+++ RECORDS SUPPLIED
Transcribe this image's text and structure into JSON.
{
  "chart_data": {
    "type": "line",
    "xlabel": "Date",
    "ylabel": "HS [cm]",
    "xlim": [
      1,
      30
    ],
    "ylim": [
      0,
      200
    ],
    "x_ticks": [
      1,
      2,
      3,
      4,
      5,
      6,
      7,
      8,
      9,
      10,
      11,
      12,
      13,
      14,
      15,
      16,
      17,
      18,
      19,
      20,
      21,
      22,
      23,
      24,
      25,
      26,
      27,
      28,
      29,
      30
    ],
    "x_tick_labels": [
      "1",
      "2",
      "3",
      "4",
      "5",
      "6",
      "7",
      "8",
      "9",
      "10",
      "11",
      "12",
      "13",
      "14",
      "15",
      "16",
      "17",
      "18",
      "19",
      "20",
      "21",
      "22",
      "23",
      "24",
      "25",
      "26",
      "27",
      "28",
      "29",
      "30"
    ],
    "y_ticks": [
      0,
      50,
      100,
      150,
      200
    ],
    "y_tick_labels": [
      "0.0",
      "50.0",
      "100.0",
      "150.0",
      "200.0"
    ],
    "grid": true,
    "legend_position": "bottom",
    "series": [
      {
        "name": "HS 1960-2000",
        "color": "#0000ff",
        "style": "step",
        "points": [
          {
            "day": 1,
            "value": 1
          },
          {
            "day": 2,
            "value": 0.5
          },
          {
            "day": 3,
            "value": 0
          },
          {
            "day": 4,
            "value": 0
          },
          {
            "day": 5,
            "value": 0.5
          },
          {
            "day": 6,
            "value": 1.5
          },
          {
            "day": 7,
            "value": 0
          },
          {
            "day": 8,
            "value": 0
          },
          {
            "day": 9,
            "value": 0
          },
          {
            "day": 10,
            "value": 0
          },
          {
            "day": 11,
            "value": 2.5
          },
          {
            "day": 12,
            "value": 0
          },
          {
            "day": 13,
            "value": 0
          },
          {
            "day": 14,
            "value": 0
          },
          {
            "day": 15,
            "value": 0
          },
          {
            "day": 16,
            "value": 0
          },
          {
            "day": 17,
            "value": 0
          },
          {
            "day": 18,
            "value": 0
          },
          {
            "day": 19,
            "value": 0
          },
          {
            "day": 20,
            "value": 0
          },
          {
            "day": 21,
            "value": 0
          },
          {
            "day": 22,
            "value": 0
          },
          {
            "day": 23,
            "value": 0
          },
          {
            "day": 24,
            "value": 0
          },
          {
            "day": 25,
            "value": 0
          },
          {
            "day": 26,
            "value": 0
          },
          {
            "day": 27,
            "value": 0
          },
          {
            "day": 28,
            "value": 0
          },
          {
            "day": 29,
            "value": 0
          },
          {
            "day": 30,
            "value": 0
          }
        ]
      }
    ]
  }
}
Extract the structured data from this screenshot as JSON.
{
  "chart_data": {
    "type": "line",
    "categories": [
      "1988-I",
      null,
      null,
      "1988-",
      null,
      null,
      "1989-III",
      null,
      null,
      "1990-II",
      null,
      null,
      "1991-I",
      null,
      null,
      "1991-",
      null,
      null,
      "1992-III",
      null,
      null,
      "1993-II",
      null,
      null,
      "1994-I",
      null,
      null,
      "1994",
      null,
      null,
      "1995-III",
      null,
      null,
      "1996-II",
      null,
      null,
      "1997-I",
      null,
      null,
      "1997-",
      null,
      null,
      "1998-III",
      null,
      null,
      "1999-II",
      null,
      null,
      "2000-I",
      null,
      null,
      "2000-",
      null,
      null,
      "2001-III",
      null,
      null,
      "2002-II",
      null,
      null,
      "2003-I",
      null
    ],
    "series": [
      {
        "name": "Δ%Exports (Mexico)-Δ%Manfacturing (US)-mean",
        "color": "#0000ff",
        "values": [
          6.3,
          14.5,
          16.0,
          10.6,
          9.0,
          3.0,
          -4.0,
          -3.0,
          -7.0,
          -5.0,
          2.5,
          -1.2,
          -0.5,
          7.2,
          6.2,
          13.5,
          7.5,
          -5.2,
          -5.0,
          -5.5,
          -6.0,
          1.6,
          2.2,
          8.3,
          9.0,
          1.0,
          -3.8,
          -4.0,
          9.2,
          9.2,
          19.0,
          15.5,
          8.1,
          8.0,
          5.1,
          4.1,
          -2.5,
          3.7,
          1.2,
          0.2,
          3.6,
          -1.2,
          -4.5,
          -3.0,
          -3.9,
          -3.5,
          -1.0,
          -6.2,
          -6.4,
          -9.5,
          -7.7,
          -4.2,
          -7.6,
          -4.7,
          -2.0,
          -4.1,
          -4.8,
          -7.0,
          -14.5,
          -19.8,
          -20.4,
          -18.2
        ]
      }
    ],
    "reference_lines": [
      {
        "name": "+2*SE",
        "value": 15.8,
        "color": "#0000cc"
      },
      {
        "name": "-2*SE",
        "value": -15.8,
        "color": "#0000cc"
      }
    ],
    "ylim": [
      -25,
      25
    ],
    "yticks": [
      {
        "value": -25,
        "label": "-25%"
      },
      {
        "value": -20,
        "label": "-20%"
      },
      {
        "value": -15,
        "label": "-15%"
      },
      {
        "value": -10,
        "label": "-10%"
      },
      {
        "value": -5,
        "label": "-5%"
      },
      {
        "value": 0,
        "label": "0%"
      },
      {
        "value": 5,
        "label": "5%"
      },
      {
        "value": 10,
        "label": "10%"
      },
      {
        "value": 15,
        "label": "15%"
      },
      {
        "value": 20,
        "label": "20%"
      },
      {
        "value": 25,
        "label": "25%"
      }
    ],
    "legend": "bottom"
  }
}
++++++
→ THE TASK
Copy all of the data. Keep every word exactly as it is.

→ EXPECTED ANSWER
Transcribe this image's text and structure into JSON.
{
  "chart_data": {
    "type": "line",
    "xlabel": "Date",
    "ylabel": "HS [cm]",
    "xlim": [
      1,
      30
    ],
    "ylim": [
      0,
      200
    ],
    "x_ticks": [
      1,
      2,
      3,
      4,
      5,
      6,
      7,
      8,
      9,
      10,
      11,
      12,
      13,
      14,
      15,
      16,
      17,
      18,
      19,
      20,
      21,
      22,
      23,
      24,
      25,
      26,
      27,
      28,
      29,
      30
    ],
    "x_tick_labels": [
      "1",
      "2",
      "3",
      "4",
      "5",
      "6",
      "7",
      "8",
      "9",
      "10",
      "11",
      "12",
      "13",
      "14",
      "15",
      "16",
      "17",
      "18",
      "19",
      "20",
      "21",
      "22",
      "23",
      "24",
      "25",
      "26",
      "27",
      "28",
      "29",
      "30"
    ],
    "y_ticks": [
      0,
      50,
      100,
      150,
      200
    ],
    "y_tick_labels": [
      "0.0",
      "50.0",
      "100.0",
      "150.0",
      "200.0"
    ],
    "grid": true,
    "legend_position": "bottom",
    "series": [
      {
        "name": "HS 1960-2000",
        "color": "#0000ff",
        "style": "step",
        "points": [
          {
            "day": 1,
            "value": 1
          },
          {
            "day": 2,
            "value": 0.5
          },
          {
            "day": 3,
            "value": 0
          },
          {
            "day": 4,
            "value": 0
          },
          {
            "day": 5,
            "value": 0.5
          },
          {
            "day": 6,
            "value": 1.5
          },
          {
            "day": 7,
            "value": 0
          },
          {
            "day": 8,
            "value": 0
          },
          {
            "day": 9,
            "value": 0
          },
          {
            "day": 10,
            "value": 0
          },
          {
            "day": 11,
            "value": 2.5
          },
          {
            "day": 12,
            "value": 0
          },
          {
            "day": 13,
            "value": 0
          },
          {
            "day": 14,
            "value": 0
          },
          {
            "day": 15,
            "value": 0
          },
          {
            "day": 16,
            "value": 0
          },
          {
            "day": 17,
            "value": 0
          },
          {
            "day": 18,
            "value": 0
          },
          {
            "day": 19,
            "value": 0
          },
          {
            "day": 20,
            "value": 0
          },
          {
            "day": 21,
            "value": 0
          },
          {
            "day": 22,
            "value": 0
          },
          {
            "day": 23,
            "value": 0
          },
          {
            "day": 24,
            "value": 0
          },
          {
            "day": 25,
            "value": 0
          },
          {
            "day": 26,
            "value": 0
          },
          {
            "day": 27,
            "value": 0
          },
          {
            "day": 28,
            "value": 0
          },
          {
            "day": 29,
            "value": 0
          },
          {
            "day": 30,
            "value": 0
          }
        ]
      }
    ]
  }
}
Extract the structured data from this screenshot as JSON.
{
  "chart_data": {
    "type": "line",
    "categories": [
      "1988-I",
      null,
      null,
      "1988-",
      null,
      null,
      "1989-III",
      null,
      null,
      "1990-II",
      null,
      null,
      "1991-I",
      null,
      null,
      "1991-",
      null,
      null,
      "1992-III",
      null,
      null,
      "1993-II",
      null,
      null,
      "1994-I",
      null,
      null,
      "1994",
      null,
      null,
      "1995-III",
      null,
      null,
      "1996-II",
      null,
      null,
      "1997-I",
      null,
      null,
      "1997-",
      null,
      null,
      "1998-III",
      null,
      null,
      "1999-II",
      null,
      null,
      "2000-I",
      null,
      null,
      "2000-",
      null,
      null,
      "2001-III",
      null,
      null,
      "2002-II",
      null,
      null,
      "2003-I",
      null
    ],
    "series": [
      {
        "name": "Δ%Exports (Mexico)-Δ%Manfacturing (US)-mean",
        "color": "#0000ff",
        "values": [
          6.3,
          14.5,
          16.0,
          10.6,
          9.0,
          3.0,
          -4.0,
          -3.0,
          -7.0,
          -5.0,
          2.5,
          -1.2,
          -0.5,
          7.2,
          6.2,
          13.5,
          7.5,
          -5.2,
          -5.0,
          -5.5,
          -6.0,
          1.6,
          2.2,
          8.3,
          9.0,
          1.0,
          -3.8,
          -4.0,
          9.2,
          9.2,
          19.0,
          15.5,
          8.1,
          8.0,
          5.1,
          4.1,
          -2.5,
          3.7,
          1.2,
          0.2,
          3.6,
          -1.2,
          -4.5,
          -3.0,
          -3.9,
          -3.5,
          -1.0,
          -6.2,
          -6.4,
          -9.5,
          -7.7,
          -4.2,
          -7.6,
          -4.7,
          -2.0,
          -4.1,
          -4.8,
          -7.0,
          -14.5,
          -19.8,
          -20.4,
          -18.2
        ]
      }
    ],
    "reference_lines": [
      {
        "name": "+2*SE",
        "value": 15.8,
        "color": "#0000cc"
      },
      {
        "name": "-2*SE",
        "value": -15.8,
        "color": "#0000cc"
      }
    ],
    "ylim": [
      -25,
      25
    ],
    "yticks": [
      {
        "value": -25,
        "label": "-25%"
      },
      {
        "value": -20,
        "label": "-20%"
      },
      {
        "value": -15,
        "label": "-15%"
      },
      {
        "value": -10,
        "label": "-10%"
      },
      {
        "value": -5,
        "label": "-5%"
      },
      {
        "value": 0,
        "label": "0%"
      },
      {
        "value": 5,
        "label": "5%"
      },
      {
        "value": 10,
        "label": "10%"
      },
      {
        "value": 15,
        "label": "15%"
      },
      {
        "value": 20,
        "label": "20%"
      },
      {
        "value": 25,
        "label": "25%"
      }
    ],
    "legend": "bottom"
  }
}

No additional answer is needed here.